• Exercise:
Scan the material and copy every line in which "earth" appears.
==== Supplied records
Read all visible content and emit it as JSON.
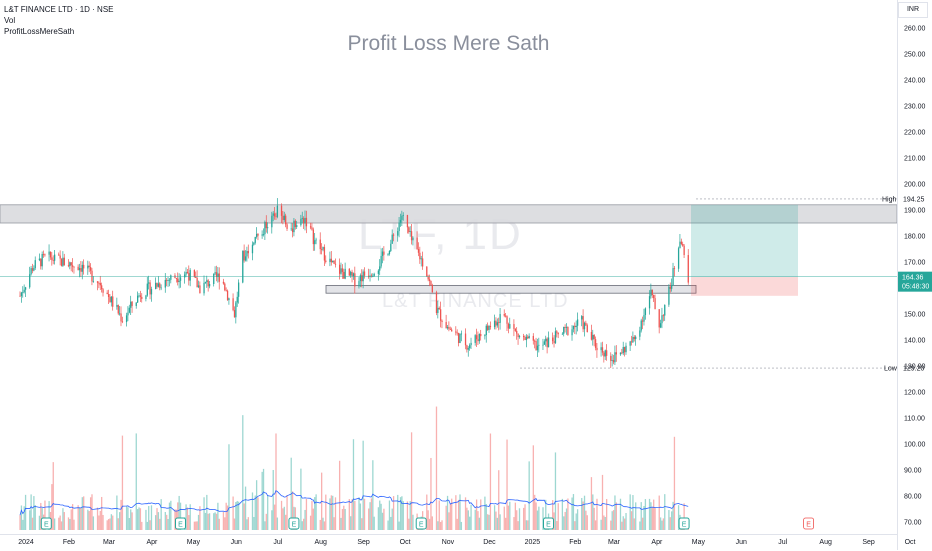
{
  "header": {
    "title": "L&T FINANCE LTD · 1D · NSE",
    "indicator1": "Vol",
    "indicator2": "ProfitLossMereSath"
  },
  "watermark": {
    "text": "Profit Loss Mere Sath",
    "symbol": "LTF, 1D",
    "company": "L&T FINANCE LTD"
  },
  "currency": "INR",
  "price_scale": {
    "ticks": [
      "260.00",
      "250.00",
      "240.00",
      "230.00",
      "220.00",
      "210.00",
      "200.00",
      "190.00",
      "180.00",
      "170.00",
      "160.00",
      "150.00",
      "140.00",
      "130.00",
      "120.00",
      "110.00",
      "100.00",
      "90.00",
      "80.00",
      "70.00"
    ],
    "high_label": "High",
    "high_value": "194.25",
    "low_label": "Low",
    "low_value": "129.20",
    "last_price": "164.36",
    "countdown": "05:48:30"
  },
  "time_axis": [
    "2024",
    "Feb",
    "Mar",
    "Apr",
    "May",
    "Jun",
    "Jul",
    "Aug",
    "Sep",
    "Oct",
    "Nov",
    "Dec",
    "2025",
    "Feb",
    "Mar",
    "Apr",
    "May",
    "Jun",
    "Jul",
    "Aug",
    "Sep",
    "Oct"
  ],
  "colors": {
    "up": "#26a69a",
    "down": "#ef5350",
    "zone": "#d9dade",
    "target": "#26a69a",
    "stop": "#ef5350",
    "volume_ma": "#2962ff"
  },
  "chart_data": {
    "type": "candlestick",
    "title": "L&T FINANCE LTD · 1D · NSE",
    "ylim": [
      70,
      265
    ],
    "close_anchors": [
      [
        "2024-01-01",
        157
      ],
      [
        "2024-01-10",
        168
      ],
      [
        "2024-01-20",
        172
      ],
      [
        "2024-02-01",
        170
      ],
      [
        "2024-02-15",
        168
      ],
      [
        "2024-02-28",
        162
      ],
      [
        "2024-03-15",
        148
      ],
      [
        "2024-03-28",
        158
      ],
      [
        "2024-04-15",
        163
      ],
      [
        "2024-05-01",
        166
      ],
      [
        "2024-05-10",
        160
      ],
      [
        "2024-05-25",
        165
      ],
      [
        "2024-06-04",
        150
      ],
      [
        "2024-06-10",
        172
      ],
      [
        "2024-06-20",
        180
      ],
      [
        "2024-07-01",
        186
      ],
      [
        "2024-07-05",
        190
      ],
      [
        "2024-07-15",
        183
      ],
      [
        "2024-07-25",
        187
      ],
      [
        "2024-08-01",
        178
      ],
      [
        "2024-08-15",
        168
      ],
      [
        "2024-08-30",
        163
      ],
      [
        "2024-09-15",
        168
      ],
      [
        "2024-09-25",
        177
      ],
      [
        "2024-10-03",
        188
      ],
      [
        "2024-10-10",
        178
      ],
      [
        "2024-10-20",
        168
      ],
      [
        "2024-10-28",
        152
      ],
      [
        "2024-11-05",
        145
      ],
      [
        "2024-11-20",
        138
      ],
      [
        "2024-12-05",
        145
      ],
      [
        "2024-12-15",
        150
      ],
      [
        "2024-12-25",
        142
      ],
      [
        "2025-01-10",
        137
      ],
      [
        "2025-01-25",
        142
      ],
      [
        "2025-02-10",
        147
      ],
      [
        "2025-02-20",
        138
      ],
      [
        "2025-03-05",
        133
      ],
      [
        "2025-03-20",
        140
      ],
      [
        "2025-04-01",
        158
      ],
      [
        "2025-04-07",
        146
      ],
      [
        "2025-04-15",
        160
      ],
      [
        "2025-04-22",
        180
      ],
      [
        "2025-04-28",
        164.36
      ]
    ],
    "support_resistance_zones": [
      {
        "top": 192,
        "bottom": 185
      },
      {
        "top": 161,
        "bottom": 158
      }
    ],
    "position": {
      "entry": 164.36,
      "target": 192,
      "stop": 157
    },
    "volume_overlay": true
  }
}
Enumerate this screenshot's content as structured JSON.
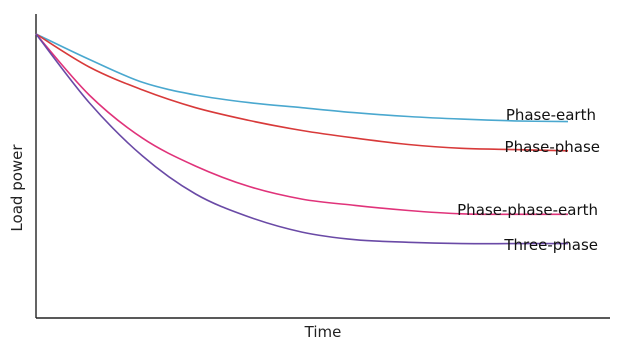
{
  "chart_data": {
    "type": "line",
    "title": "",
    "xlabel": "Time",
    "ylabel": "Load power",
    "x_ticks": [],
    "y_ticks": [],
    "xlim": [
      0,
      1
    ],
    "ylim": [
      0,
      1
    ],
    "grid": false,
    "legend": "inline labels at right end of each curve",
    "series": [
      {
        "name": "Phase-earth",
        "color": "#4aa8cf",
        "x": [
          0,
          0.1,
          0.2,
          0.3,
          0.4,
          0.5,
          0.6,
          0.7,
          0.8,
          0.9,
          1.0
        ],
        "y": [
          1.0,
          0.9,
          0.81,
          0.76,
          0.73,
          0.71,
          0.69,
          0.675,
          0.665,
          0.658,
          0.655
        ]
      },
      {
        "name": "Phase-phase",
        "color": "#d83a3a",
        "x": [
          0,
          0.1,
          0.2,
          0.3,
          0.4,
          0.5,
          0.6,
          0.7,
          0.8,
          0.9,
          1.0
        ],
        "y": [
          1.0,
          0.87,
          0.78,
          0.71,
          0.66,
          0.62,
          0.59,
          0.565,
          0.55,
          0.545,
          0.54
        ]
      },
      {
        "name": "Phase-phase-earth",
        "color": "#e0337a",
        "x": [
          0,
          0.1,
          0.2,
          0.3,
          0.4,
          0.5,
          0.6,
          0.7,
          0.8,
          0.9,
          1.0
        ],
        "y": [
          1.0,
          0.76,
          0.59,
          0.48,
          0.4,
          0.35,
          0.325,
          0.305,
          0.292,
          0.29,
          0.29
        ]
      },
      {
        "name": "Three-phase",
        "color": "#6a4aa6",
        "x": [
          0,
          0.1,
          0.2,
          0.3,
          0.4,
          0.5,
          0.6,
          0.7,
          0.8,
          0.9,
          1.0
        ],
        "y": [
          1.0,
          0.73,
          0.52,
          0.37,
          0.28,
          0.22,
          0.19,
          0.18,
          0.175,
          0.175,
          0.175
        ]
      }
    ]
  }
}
========
• Answer for the task:
        "name": "Phase-earth",
        "name": "Phase-phase-earth",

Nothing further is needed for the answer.